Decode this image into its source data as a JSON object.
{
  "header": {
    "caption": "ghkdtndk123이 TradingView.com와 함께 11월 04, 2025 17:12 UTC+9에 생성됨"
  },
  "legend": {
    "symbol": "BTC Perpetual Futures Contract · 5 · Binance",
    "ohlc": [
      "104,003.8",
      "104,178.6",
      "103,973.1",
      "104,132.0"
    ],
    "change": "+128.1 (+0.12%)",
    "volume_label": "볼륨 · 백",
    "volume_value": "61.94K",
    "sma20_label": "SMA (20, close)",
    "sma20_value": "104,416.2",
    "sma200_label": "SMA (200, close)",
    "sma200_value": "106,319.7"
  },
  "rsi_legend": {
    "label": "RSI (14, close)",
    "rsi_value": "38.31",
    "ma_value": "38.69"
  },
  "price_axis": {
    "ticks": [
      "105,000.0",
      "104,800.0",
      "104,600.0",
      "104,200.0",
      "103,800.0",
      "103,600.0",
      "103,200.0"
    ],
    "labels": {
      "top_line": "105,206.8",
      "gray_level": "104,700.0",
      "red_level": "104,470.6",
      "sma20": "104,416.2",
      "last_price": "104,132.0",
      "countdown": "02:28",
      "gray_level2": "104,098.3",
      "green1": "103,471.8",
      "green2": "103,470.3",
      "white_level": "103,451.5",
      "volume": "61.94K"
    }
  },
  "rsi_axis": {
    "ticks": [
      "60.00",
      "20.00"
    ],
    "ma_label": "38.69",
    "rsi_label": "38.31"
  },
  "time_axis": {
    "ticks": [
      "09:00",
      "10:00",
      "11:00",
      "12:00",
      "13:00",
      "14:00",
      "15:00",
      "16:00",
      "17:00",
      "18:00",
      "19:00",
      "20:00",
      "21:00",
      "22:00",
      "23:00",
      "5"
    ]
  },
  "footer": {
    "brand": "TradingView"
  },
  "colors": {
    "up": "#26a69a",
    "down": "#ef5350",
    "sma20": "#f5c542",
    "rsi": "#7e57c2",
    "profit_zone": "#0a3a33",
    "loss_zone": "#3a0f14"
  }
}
==================================================
◆ TASK REQUIREMENTS
Every line containing the string "TradingView" must be listed.

◆ CORRECT ANSWER
    "caption": "ghkdtndk123이 TradingView.com와 함께 11월 04, 2025 17:12 UTC+9에 생성됨"
    "brand": "TradingView"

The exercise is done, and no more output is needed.